Given instruction: Quote the records that follow in full and exactly; leave out the pictures.

═══

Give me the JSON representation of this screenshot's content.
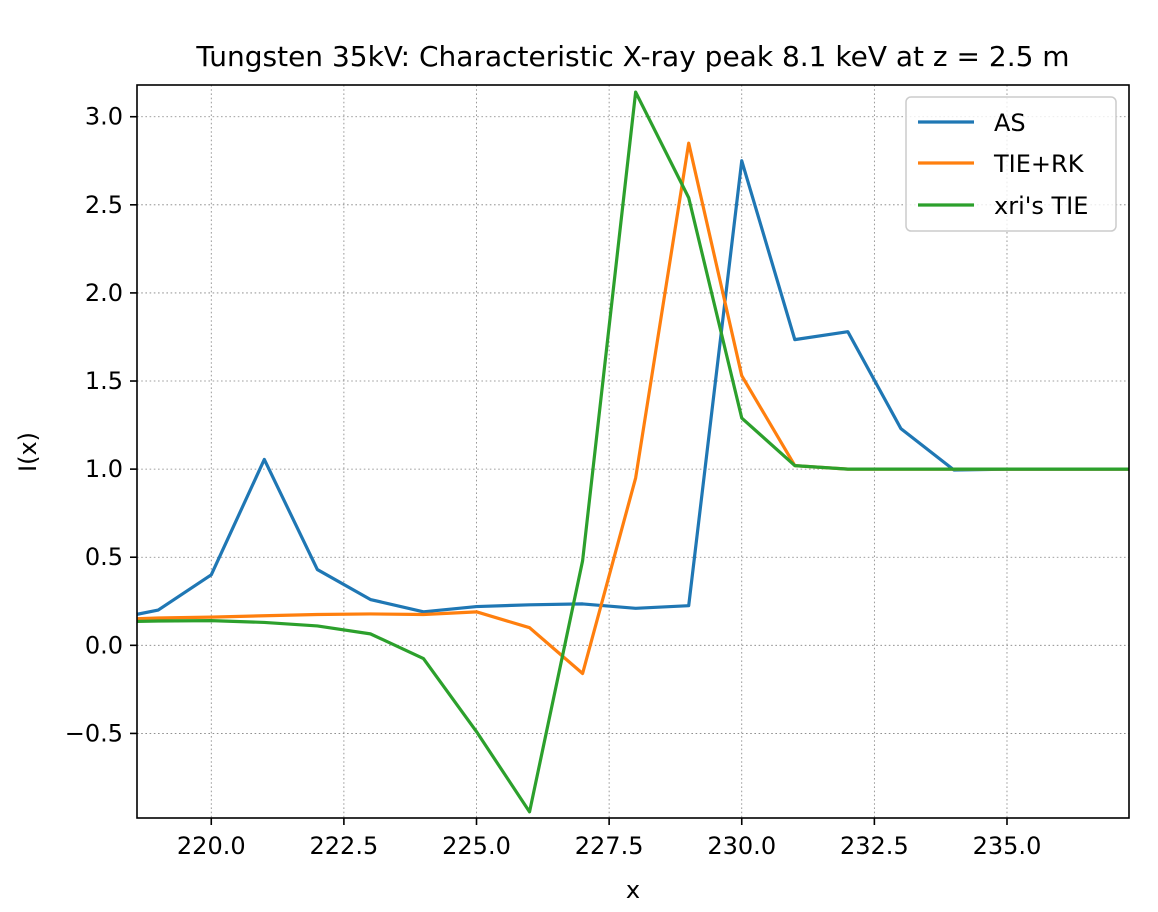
{
  "chart_data": {
    "type": "line",
    "title": "Tungsten 35kV: Characteristic X-ray peak 8.1 keV at z = 2.5 m",
    "xlabel": "x",
    "ylabel": "I(x)",
    "xlim": [
      218.6,
      237.3
    ],
    "ylim": [
      -0.98,
      3.18
    ],
    "grid": true,
    "legend_position": "top-right",
    "x_ticks": [
      220.0,
      222.5,
      225.0,
      227.5,
      230.0,
      232.5,
      235.0
    ],
    "x_tick_labels": [
      "220.0",
      "222.5",
      "225.0",
      "227.5",
      "230.0",
      "232.5",
      "235.0"
    ],
    "y_ticks": [
      -0.5,
      0.0,
      0.5,
      1.0,
      1.5,
      2.0,
      2.5,
      3.0
    ],
    "y_tick_labels": [
      "−0.5",
      "0.0",
      "0.5",
      "1.0",
      "1.5",
      "2.0",
      "2.5",
      "3.0"
    ],
    "x": [
      218.5,
      219,
      220,
      221,
      222,
      223,
      224,
      225,
      226,
      227,
      228,
      229,
      230,
      231,
      232,
      233,
      234,
      235,
      236,
      237,
      237.5
    ],
    "series": [
      {
        "name": "AS",
        "color": "#1f77b4",
        "values": [
          0.17,
          0.2,
          0.4,
          1.055,
          0.43,
          0.26,
          0.19,
          0.22,
          0.23,
          0.235,
          0.21,
          0.225,
          2.75,
          1.735,
          1.78,
          1.23,
          0.995,
          1.0,
          1.0,
          1.0,
          1.0
        ]
      },
      {
        "name": "TIE+RK",
        "color": "#ff7f0e",
        "values": [
          0.15,
          0.155,
          0.16,
          0.168,
          0.175,
          0.178,
          0.175,
          0.19,
          0.1,
          -0.16,
          0.95,
          2.85,
          1.53,
          1.02,
          1.0,
          1.0,
          1.0,
          1.0,
          1.0,
          1.0,
          1.0
        ]
      },
      {
        "name": "xri's TIE",
        "color": "#2ca02c",
        "values": [
          0.135,
          0.138,
          0.14,
          0.13,
          0.11,
          0.065,
          -0.075,
          -0.49,
          -0.945,
          0.48,
          3.14,
          2.54,
          1.29,
          1.02,
          1.0,
          1.0,
          1.0,
          1.0,
          1.0,
          1.0,
          1.0
        ]
      }
    ]
  }
}
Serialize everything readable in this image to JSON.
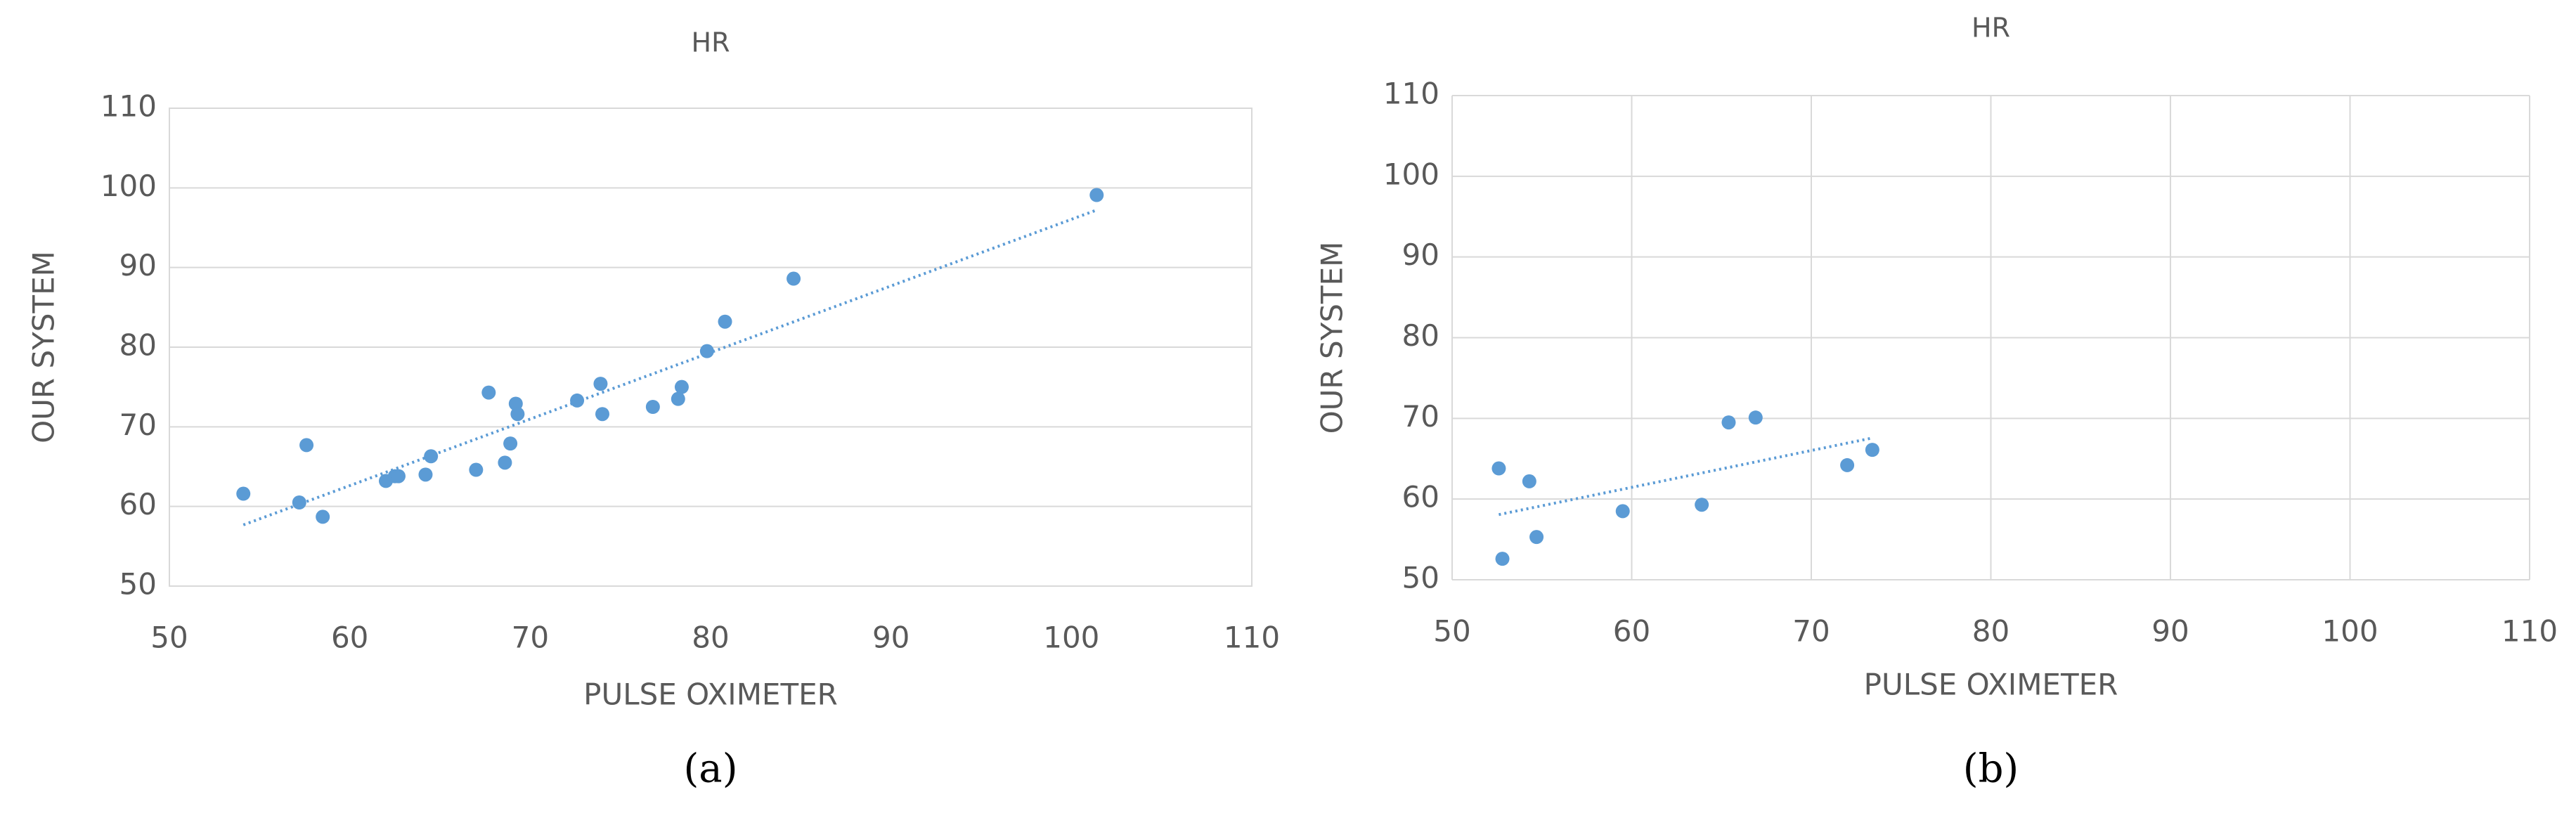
{
  "chart_data": [
    {
      "type": "scatter",
      "title": "HR",
      "xlabel": "PULSE OXIMETER",
      "ylabel": "OUR SYSTEM",
      "caption": "(a)",
      "x": [
        54.1,
        57.6,
        57.2,
        58.5,
        62.0,
        62.5,
        62.7,
        64.2,
        64.5,
        67.0,
        67.7,
        68.6,
        68.9,
        69.2,
        69.3,
        72.6,
        73.9,
        74.0,
        76.8,
        78.2,
        78.4,
        79.8,
        80.8,
        84.6,
        101.4
      ],
      "y": [
        61.6,
        67.7,
        60.5,
        58.7,
        63.2,
        63.8,
        63.8,
        64.0,
        66.3,
        64.6,
        74.3,
        65.5,
        67.9,
        72.9,
        71.6,
        73.3,
        75.4,
        71.6,
        72.5,
        73.5,
        75.0,
        79.5,
        83.2,
        88.6,
        99.1
      ],
      "color": "#5b9bd5",
      "xlim": [
        50,
        110
      ],
      "ylim": [
        50,
        110
      ],
      "xticks": [
        50,
        60,
        70,
        80,
        90,
        100,
        110
      ],
      "yticks": [
        50,
        60,
        70,
        80,
        90,
        100,
        110
      ],
      "grid": "y",
      "trendline": "linear"
    },
    {
      "type": "scatter",
      "title": "HR",
      "xlabel": "PULSE OXIMETER",
      "ylabel": "OUR SYSTEM",
      "caption": "(b)",
      "x": [
        52.6,
        52.8,
        54.3,
        54.7,
        59.5,
        63.9,
        65.4,
        66.9,
        72.0,
        73.4
      ],
      "y": [
        63.8,
        52.6,
        62.2,
        55.3,
        58.5,
        59.3,
        69.5,
        70.1,
        64.2,
        66.1
      ],
      "color": "#5b9bd5",
      "xlim": [
        50,
        110
      ],
      "ylim": [
        50,
        110
      ],
      "xticks": [
        50,
        60,
        70,
        80,
        90,
        100,
        110
      ],
      "yticks": [
        50,
        60,
        70,
        80,
        90,
        100,
        110
      ],
      "grid": "both",
      "trendline": "linear"
    }
  ]
}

═══

Complete answer:
Give me the JSON representation of this screenshot's content.
{
  "chart_data": {
    "type": "line",
    "title": "Tungsten 35kV: Characteristic X-ray peak 8.1 keV at z = 2.5 m",
    "xlabel": "x",
    "ylabel": "I(x)",
    "xlim": [
      218.6,
      237.3
    ],
    "ylim": [
      -0.98,
      3.18
    ],
    "grid": true,
    "legend_position": "top-right",
    "x_ticks": [
      220.0,
      222.5,
      225.0,
      227.5,
      230.0,
      232.5,
      235.0
    ],
    "x_tick_labels": [
      "220.0",
      "222.5",
      "225.0",
      "227.5",
      "230.0",
      "232.5",
      "235.0"
    ],
    "y_ticks": [
      -0.5,
      0.0,
      0.5,
      1.0,
      1.5,
      2.0,
      2.5,
      3.0
    ],
    "y_tick_labels": [
      "−0.5",
      "0.0",
      "0.5",
      "1.0",
      "1.5",
      "2.0",
      "2.5",
      "3.0"
    ],
    "x": [
      218.5,
      219,
      220,
      221,
      222,
      223,
      224,
      225,
      226,
      227,
      228,
      229,
      230,
      231,
      232,
      233,
      234,
      235,
      236,
      237,
      237.5
    ],
    "series": [
      {
        "name": "AS",
        "color": "#1f77b4",
        "values": [
          0.17,
          0.2,
          0.4,
          1.055,
          0.43,
          0.26,
          0.19,
          0.22,
          0.23,
          0.235,
          0.21,
          0.225,
          2.75,
          1.735,
          1.78,
          1.23,
          0.995,
          1.0,
          1.0,
          1.0,
          1.0
        ]
      },
      {
        "name": "TIE+RK",
        "color": "#ff7f0e",
        "values": [
          0.15,
          0.155,
          0.16,
          0.168,
          0.175,
          0.178,
          0.175,
          0.19,
          0.1,
          -0.16,
          0.95,
          2.85,
          1.53,
          1.02,
          1.0,
          1.0,
          1.0,
          1.0,
          1.0,
          1.0,
          1.0
        ]
      },
      {
        "name": "xri's TIE",
        "color": "#2ca02c",
        "values": [
          0.135,
          0.138,
          0.14,
          0.13,
          0.11,
          0.065,
          -0.075,
          -0.49,
          -0.945,
          0.48,
          3.14,
          2.54,
          1.29,
          1.02,
          1.0,
          1.0,
          1.0,
          1.0,
          1.0,
          1.0,
          1.0
        ]
      }
    ]
  }
}
Serialize everything readable in this image to JSON.
{
  "chart_data": [
    {
      "type": "scatter",
      "title": "HR",
      "xlabel": "PULSE OXIMETER",
      "ylabel": "OUR SYSTEM",
      "caption": "(a)",
      "x": [
        54.1,
        57.6,
        57.2,
        58.5,
        62.0,
        62.5,
        62.7,
        64.2,
        64.5,
        67.0,
        67.7,
        68.6,
        68.9,
        69.2,
        69.3,
        72.6,
        73.9,
        74.0,
        76.8,
        78.2,
        78.4,
        79.8,
        80.8,
        84.6,
        101.4
      ],
      "y": [
        61.6,
        67.7,
        60.5,
        58.7,
        63.2,
        63.8,
        63.8,
        64.0,
        66.3,
        64.6,
        74.3,
        65.5,
        67.9,
        72.9,
        71.6,
        73.3,
        75.4,
        71.6,
        72.5,
        73.5,
        75.0,
        79.5,
        83.2,
        88.6,
        99.1
      ],
      "color": "#5b9bd5",
      "xlim": [
        50,
        110
      ],
      "ylim": [
        50,
        110
      ],
      "xticks": [
        50,
        60,
        70,
        80,
        90,
        100,
        110
      ],
      "yticks": [
        50,
        60,
        70,
        80,
        90,
        100,
        110
      ],
      "grid": "y",
      "trendline": "linear"
    },
    {
      "type": "scatter",
      "title": "HR",
      "xlabel": "PULSE OXIMETER",
      "ylabel": "OUR SYSTEM",
      "caption": "(b)",
      "x": [
        52.6,
        52.8,
        54.3,
        54.7,
        59.5,
        63.9,
        65.4,
        66.9,
        72.0,
        73.4
      ],
      "y": [
        63.8,
        52.6,
        62.2,
        55.3,
        58.5,
        59.3,
        69.5,
        70.1,
        64.2,
        66.1
      ],
      "color": "#5b9bd5",
      "xlim": [
        50,
        110
      ],
      "ylim": [
        50,
        110
      ],
      "xticks": [
        50,
        60,
        70,
        80,
        90,
        100,
        110
      ],
      "yticks": [
        50,
        60,
        70,
        80,
        90,
        100,
        110
      ],
      "grid": "both",
      "trendline": "linear"
    }
  ]
}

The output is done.